_Set problem_:
Gather all lines in the entries below that include the word "STREET".
-- Start --
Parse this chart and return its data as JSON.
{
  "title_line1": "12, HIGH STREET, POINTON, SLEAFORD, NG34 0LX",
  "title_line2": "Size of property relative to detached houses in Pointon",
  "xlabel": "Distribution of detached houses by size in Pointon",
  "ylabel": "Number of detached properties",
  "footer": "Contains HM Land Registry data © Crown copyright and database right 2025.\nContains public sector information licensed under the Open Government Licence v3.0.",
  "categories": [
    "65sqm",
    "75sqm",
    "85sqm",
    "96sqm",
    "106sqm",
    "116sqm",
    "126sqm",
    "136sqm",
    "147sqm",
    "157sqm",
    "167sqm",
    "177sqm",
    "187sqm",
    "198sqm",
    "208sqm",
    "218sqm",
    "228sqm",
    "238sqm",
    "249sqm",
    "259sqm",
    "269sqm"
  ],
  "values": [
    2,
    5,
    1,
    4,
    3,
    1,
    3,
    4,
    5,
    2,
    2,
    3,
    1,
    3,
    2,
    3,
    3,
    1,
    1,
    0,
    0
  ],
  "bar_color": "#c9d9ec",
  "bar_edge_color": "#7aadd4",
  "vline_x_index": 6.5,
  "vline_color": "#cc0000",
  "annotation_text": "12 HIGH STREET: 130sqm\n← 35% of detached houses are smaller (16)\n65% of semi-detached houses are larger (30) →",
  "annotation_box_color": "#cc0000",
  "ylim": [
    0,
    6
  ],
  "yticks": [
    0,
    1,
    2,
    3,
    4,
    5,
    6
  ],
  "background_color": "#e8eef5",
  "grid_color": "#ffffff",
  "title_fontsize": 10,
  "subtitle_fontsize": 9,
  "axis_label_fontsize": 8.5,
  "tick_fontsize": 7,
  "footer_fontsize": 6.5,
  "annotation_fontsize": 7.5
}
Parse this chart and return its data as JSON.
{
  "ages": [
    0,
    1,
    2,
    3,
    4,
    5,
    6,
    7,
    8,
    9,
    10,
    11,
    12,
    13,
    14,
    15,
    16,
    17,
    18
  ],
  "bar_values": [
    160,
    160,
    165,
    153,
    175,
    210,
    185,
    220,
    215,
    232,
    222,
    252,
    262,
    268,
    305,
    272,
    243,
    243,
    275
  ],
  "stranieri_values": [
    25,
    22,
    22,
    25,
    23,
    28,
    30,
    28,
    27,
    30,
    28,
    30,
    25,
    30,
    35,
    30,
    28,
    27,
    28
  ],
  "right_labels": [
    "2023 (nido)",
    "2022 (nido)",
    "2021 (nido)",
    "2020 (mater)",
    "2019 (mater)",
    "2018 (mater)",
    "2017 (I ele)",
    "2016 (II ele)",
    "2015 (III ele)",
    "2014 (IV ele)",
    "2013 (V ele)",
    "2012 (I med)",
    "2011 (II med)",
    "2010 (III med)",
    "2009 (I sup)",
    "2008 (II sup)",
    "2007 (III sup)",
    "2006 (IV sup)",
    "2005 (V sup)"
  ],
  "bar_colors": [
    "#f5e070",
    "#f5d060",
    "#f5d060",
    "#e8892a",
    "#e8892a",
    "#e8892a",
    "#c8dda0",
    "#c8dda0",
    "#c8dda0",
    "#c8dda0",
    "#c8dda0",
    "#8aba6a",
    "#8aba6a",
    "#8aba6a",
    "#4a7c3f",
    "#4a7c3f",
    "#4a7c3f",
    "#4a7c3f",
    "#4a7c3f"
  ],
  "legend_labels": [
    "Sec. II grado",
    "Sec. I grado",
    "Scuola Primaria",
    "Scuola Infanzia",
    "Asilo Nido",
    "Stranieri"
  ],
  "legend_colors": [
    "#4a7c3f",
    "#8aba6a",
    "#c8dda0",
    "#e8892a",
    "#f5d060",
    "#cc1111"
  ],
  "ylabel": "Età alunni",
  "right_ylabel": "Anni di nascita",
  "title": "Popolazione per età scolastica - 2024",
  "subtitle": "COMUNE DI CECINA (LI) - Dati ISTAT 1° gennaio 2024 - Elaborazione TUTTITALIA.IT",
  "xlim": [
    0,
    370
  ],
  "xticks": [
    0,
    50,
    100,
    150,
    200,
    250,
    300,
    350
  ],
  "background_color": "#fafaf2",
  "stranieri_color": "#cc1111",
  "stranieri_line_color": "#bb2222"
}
-- End --
_Solution for this exercise_:
  "title_line1": "12, HIGH STREET, POINTON, SLEAFORD, NG34 0LX",
  "annotation_text": "12 HIGH STREET: 130sqm\n← 35% of detached houses are smaller (16)\n65% of semi-detached houses are larger (30) →",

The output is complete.